- _WHAT NEEDS TO BE DONE_:
Count how many lines have the word "this" in them. Reply with that number by itself.

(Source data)

• • • •

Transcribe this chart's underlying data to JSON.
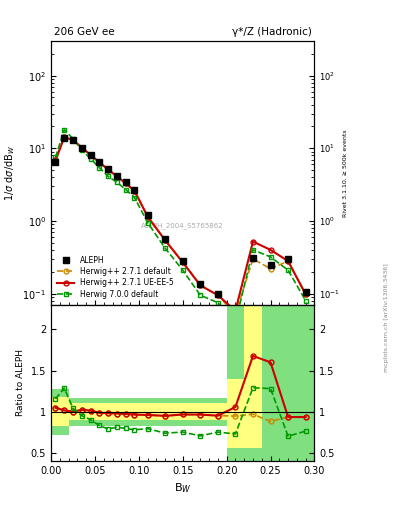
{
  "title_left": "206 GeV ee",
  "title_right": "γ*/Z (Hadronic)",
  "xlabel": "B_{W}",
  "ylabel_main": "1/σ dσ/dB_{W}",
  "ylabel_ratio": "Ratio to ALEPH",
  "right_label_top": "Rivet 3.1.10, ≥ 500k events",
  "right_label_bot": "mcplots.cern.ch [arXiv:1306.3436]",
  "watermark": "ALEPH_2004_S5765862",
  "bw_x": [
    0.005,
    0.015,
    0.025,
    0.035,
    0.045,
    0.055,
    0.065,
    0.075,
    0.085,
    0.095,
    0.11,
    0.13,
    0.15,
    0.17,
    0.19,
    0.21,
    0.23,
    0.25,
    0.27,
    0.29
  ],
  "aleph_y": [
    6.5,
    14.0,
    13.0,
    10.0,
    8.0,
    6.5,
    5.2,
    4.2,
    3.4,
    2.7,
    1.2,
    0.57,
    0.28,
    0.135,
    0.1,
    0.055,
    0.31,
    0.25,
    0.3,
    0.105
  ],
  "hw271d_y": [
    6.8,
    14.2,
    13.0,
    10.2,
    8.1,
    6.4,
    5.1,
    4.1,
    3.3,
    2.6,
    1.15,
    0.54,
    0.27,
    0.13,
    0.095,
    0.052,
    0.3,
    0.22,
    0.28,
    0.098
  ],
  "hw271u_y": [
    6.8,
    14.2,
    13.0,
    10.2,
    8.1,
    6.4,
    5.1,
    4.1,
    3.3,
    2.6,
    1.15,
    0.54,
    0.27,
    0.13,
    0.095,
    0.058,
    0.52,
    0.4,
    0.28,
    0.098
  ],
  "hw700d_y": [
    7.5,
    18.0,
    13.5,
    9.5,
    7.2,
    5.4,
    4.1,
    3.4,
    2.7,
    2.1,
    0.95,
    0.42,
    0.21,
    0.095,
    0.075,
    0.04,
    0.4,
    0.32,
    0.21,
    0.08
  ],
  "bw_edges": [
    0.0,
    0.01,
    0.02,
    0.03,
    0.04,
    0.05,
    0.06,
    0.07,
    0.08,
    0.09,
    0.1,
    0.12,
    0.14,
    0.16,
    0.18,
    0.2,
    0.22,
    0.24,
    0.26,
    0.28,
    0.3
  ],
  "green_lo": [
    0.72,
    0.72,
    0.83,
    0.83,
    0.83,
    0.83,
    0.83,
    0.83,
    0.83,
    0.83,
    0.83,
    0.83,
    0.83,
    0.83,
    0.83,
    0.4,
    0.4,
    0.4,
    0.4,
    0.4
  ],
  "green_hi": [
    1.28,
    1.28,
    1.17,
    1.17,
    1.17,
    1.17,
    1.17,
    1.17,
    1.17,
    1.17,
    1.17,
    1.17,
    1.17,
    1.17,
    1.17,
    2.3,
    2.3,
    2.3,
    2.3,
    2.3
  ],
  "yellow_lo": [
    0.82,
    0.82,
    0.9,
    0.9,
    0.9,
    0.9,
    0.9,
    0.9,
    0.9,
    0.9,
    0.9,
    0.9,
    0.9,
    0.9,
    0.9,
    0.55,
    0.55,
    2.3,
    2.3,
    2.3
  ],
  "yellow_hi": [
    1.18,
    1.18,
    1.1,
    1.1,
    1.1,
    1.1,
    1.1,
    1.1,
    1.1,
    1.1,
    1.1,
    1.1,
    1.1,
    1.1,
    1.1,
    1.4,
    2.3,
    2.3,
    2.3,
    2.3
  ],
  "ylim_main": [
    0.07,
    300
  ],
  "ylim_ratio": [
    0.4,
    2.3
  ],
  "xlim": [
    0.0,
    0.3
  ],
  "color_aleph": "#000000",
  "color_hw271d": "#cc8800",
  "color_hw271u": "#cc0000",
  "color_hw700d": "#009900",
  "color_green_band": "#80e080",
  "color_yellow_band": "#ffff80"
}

• • • •

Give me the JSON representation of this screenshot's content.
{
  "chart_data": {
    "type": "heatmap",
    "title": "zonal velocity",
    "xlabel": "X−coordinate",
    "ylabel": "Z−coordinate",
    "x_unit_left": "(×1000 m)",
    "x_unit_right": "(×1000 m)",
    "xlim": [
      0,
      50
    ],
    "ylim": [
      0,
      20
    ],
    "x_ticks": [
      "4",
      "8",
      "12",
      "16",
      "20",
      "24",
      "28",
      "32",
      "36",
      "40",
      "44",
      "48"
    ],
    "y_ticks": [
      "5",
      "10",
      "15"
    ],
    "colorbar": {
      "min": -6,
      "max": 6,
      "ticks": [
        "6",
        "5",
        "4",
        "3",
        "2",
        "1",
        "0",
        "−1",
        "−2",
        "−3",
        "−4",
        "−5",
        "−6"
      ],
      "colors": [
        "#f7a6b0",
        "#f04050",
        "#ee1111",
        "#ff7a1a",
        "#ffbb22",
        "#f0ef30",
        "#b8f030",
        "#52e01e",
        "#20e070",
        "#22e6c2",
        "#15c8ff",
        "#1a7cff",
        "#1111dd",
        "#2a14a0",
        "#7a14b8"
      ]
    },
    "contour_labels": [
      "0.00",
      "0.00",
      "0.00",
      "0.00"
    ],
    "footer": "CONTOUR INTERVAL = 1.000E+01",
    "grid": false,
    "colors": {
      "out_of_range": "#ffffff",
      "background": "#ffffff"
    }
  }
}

• • • •

- _REPLY_:
2